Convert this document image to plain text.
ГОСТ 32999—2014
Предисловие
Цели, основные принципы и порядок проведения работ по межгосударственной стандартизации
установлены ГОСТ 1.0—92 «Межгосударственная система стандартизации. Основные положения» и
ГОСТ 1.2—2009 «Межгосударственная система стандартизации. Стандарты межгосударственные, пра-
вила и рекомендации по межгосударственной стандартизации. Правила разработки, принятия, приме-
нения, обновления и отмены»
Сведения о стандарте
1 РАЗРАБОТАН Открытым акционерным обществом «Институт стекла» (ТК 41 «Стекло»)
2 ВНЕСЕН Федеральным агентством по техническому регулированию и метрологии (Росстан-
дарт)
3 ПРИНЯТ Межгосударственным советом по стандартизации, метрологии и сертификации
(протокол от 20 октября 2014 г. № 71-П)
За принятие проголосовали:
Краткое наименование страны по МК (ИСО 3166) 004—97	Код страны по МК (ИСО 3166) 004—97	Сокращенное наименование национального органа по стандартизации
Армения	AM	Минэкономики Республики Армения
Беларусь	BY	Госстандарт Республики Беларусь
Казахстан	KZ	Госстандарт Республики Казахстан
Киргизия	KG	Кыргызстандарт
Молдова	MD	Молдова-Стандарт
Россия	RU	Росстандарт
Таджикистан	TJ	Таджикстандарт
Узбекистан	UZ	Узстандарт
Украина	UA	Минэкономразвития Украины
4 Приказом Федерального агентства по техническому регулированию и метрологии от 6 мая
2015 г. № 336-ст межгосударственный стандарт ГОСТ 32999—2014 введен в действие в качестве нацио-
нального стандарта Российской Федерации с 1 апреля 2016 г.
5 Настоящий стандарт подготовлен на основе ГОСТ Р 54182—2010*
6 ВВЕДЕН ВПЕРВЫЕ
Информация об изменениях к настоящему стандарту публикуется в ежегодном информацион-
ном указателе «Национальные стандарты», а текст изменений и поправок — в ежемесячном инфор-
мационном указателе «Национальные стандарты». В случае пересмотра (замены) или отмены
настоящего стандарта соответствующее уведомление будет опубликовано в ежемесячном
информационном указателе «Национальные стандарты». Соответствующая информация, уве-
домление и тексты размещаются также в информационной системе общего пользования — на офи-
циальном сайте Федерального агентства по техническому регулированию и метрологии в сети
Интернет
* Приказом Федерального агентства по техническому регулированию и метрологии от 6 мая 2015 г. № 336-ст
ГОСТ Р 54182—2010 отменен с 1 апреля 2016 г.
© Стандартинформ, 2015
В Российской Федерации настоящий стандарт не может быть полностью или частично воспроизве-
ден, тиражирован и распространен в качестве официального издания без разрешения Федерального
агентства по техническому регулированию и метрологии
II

----

__Task requirements__:
Write out every line from the entries where "метрологии" appears.

__Output of the task__:
2 ВНЕСЕН Федеральным агентством по техническому регулированию и метрологии (Росстан-
3 ПРИНЯТ Межгосударственным советом по стандартизации, метрологии и сертификации
4 Приказом Федерального агентства по техническому регулированию и метрологии от 6 мая
циальном сайте Федерального агентства по техническому регулированию и метрологии в сети
* Приказом Федерального агентства по техническому регулированию и метрологии от 6 мая 2015 г. № 336-ст
агентства по техническому регулированию и метрологии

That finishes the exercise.